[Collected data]
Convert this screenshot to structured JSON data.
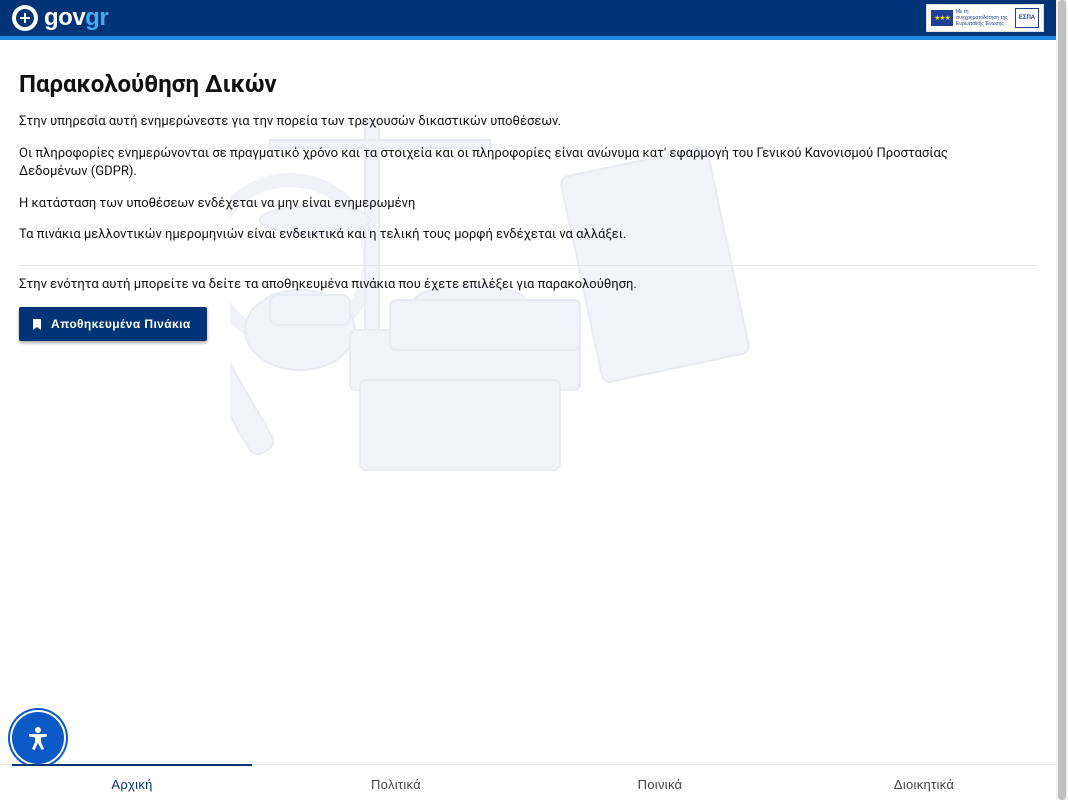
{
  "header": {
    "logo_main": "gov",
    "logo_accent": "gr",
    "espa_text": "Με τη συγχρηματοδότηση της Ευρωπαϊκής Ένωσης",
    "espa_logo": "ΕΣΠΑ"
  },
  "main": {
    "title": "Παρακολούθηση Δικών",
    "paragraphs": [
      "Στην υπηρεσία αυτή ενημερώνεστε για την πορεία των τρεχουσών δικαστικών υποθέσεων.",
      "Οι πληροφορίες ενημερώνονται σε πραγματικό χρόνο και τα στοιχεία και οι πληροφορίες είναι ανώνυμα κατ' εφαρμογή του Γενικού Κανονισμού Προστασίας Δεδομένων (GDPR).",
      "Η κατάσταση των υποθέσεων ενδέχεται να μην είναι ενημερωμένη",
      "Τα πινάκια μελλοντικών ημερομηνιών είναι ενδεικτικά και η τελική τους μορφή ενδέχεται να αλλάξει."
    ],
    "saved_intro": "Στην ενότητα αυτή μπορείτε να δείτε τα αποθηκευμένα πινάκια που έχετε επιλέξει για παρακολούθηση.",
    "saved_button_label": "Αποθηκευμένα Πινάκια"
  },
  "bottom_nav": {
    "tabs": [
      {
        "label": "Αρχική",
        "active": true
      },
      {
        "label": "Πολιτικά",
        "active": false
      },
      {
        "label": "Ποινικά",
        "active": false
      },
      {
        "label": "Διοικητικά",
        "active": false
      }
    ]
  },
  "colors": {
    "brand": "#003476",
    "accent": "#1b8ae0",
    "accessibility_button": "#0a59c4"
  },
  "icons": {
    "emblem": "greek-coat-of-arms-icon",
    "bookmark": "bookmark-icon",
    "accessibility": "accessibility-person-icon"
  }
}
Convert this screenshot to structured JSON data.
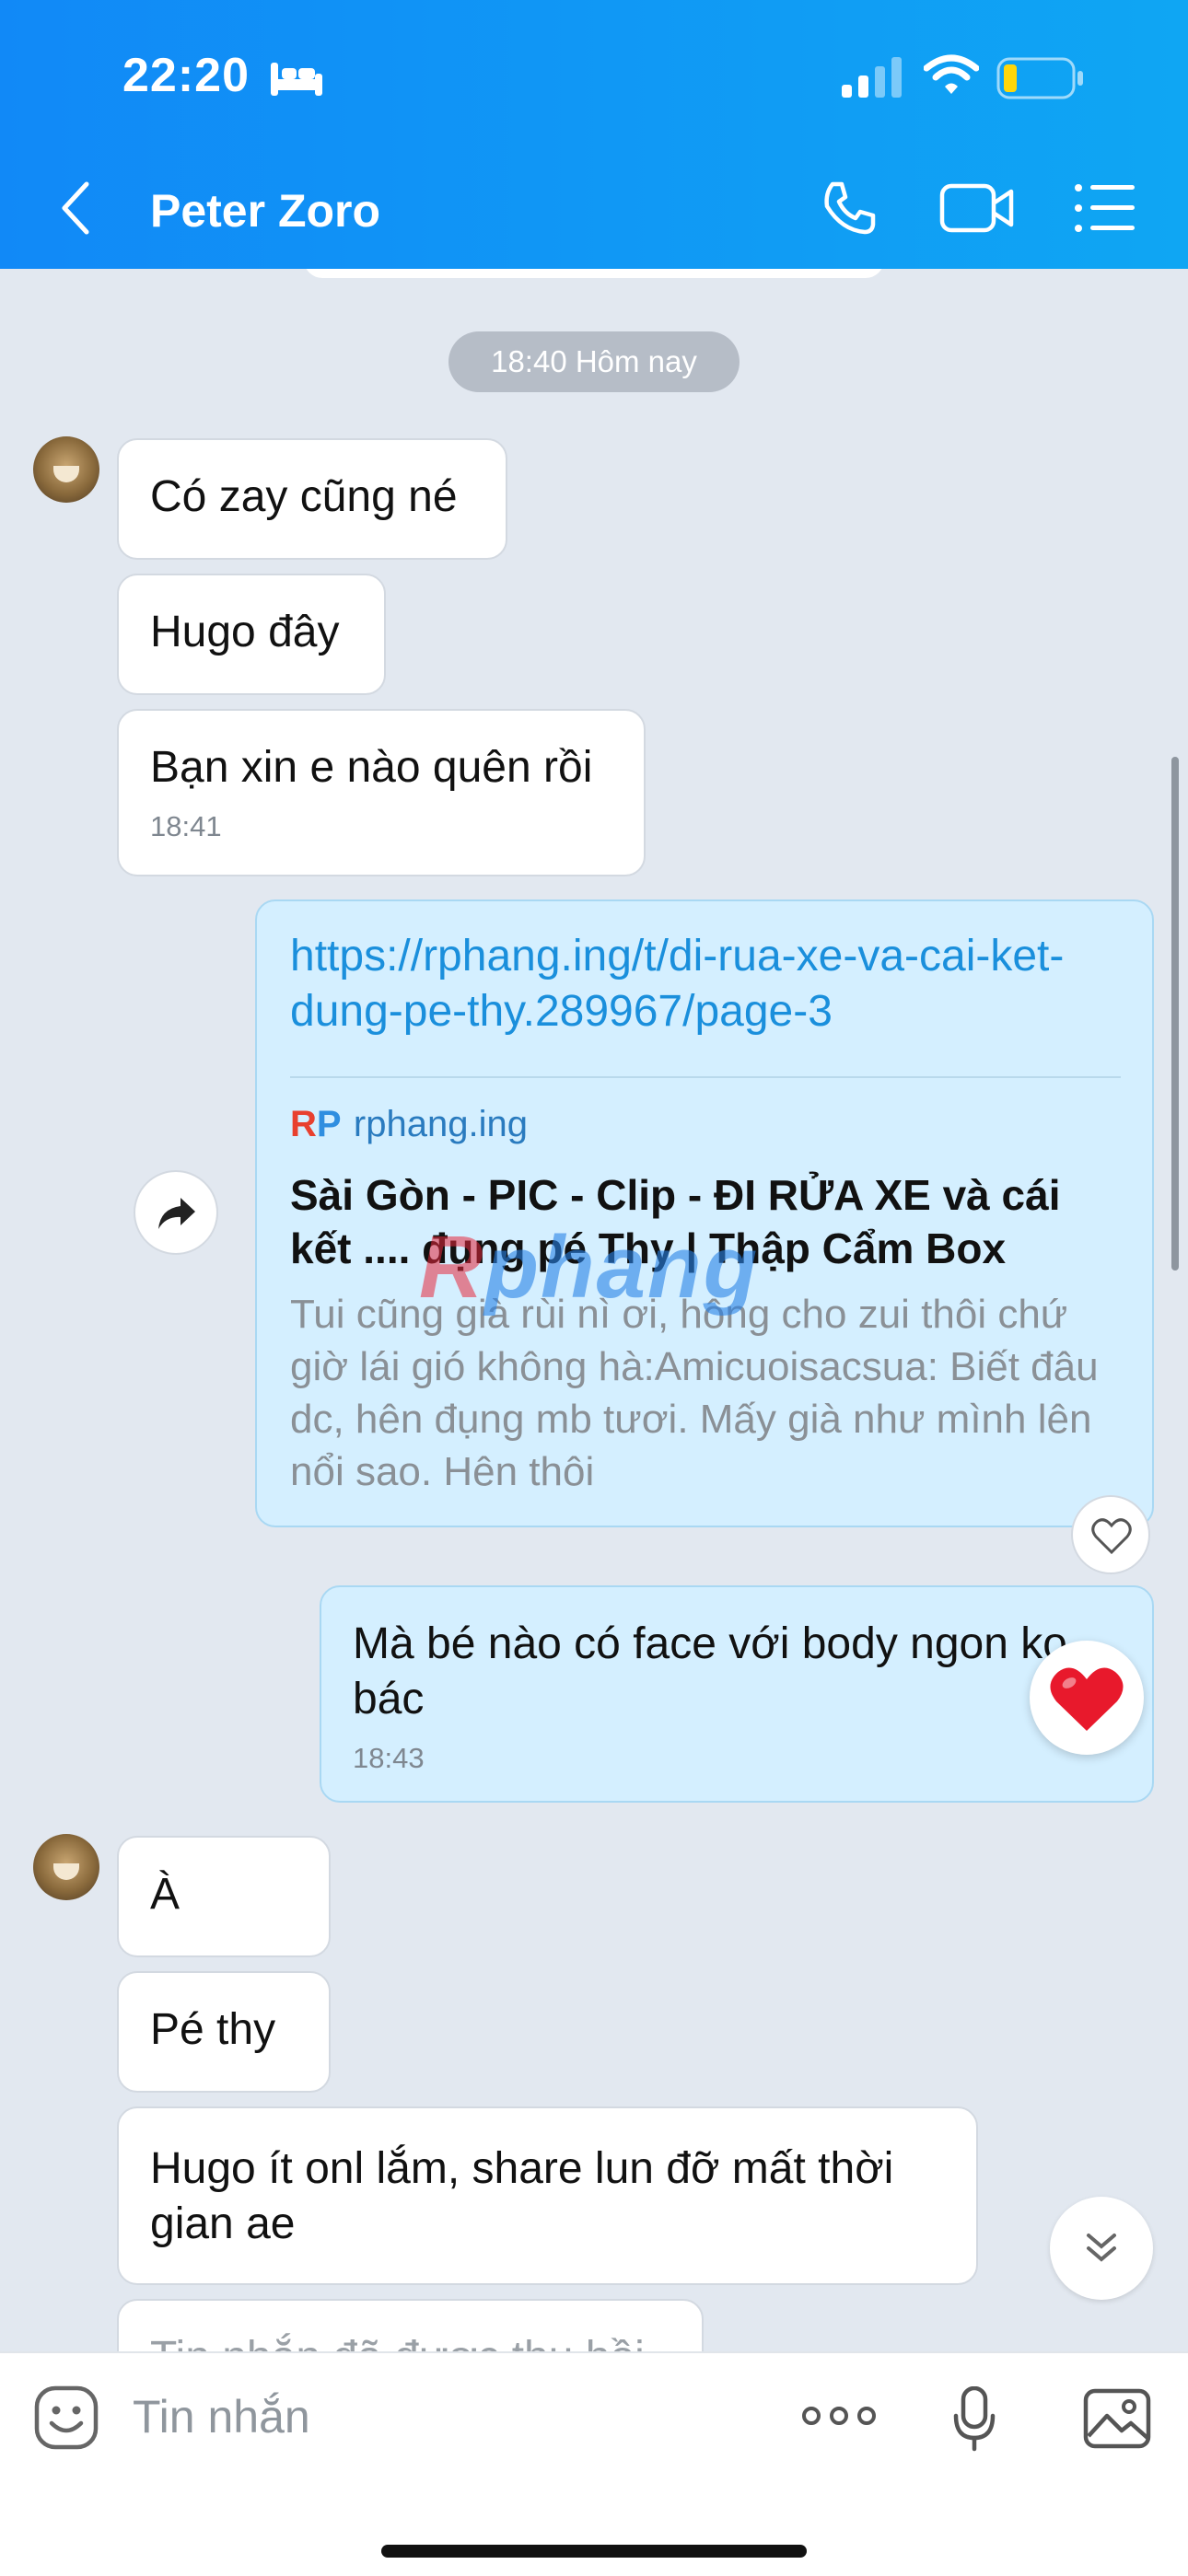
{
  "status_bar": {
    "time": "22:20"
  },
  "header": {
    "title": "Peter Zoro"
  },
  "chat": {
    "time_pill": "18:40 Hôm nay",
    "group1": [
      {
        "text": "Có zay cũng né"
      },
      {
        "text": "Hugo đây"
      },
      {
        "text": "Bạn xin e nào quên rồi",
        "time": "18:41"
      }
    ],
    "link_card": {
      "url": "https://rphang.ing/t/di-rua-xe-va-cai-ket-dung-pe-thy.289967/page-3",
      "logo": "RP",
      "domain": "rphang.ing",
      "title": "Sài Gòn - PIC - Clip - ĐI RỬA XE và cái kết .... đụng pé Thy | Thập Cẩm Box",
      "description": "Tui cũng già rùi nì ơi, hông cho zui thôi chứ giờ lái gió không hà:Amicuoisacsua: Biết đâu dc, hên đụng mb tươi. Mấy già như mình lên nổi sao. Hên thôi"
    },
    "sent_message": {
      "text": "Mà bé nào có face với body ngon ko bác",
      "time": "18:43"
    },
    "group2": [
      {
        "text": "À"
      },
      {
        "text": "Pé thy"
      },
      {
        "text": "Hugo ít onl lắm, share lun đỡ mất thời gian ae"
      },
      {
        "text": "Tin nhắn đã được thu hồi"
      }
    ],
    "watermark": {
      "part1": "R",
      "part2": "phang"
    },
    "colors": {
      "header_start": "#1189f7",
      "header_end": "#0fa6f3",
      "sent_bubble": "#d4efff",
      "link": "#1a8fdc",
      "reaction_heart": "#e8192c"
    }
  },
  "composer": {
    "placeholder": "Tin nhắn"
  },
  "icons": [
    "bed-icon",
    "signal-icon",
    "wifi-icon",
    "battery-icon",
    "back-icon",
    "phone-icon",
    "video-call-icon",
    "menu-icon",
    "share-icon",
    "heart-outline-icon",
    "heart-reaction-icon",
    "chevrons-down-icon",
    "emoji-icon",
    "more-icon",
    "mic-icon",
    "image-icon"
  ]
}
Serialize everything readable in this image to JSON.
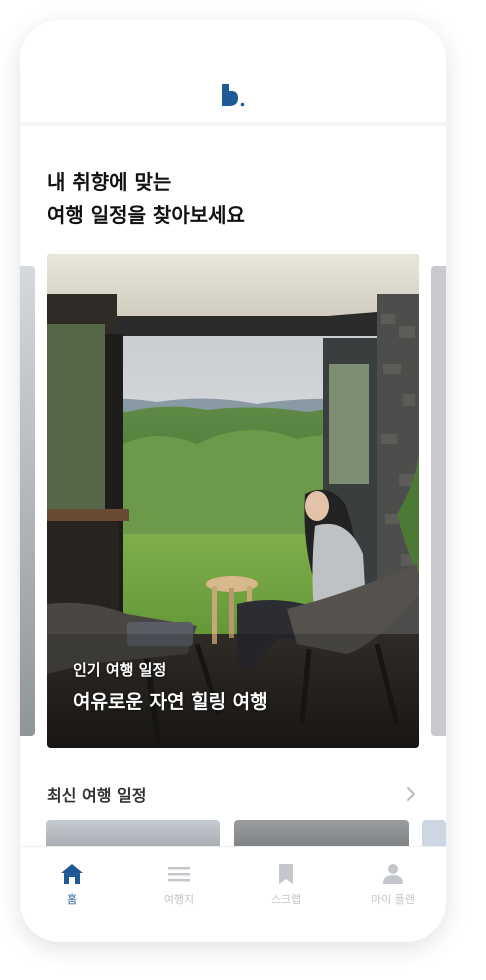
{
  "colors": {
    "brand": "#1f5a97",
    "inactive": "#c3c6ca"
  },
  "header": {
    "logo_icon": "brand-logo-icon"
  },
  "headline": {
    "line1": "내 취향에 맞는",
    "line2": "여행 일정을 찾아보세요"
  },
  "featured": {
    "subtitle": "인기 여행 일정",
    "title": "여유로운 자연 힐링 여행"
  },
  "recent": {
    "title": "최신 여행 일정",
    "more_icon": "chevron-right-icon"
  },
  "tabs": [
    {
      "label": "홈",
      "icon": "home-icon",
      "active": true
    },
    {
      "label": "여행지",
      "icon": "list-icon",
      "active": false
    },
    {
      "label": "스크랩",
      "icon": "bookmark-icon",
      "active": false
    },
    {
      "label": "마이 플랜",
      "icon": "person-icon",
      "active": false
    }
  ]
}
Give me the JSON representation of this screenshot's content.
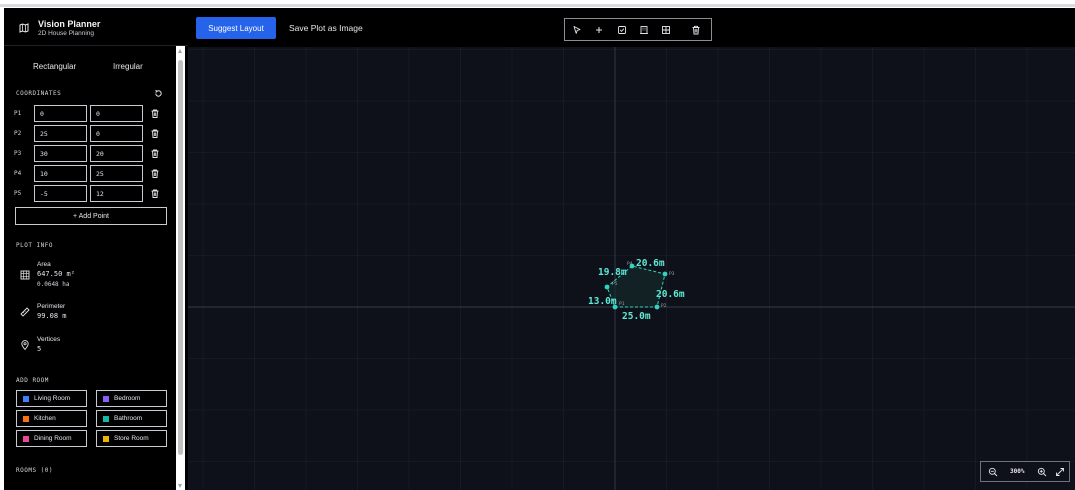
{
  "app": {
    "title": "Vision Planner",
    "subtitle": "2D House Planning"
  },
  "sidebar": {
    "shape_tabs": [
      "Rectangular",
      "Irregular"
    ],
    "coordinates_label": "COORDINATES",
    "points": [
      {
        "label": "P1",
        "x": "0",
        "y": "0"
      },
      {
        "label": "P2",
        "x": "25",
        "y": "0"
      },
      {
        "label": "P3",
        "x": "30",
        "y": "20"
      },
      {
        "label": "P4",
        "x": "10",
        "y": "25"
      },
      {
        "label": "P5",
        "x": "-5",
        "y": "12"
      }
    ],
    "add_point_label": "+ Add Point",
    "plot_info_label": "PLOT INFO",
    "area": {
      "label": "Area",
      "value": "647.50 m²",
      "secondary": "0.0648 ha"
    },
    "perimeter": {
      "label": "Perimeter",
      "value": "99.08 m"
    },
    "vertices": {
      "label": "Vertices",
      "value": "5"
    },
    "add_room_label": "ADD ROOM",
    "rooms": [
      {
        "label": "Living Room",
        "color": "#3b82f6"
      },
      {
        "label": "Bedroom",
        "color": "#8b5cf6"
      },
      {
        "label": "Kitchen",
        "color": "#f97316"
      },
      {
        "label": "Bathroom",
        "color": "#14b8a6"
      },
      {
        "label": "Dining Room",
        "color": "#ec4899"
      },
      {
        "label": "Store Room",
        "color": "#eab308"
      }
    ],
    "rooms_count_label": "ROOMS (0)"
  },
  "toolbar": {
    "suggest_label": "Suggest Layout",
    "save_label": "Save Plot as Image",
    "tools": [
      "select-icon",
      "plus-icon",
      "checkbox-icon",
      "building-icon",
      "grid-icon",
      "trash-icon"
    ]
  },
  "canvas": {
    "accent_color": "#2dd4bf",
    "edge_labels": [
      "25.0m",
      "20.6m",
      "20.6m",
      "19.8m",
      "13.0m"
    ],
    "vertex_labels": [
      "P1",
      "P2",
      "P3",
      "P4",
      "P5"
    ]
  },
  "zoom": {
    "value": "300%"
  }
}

= Problem details =
Find every line in the records that contains the word "cũng"; copy those lines.

= Solution =
        "text": "Có zay cũng né"
      "description": "Tui cũng già rùi nì ơi, hông cho zui thôi chứ giờ lái gió không hà:Amicuoisacsua: Biết đâu dc, hên đụng mb tươi. Mấy già như mình lên nổi sao. Hên thôi"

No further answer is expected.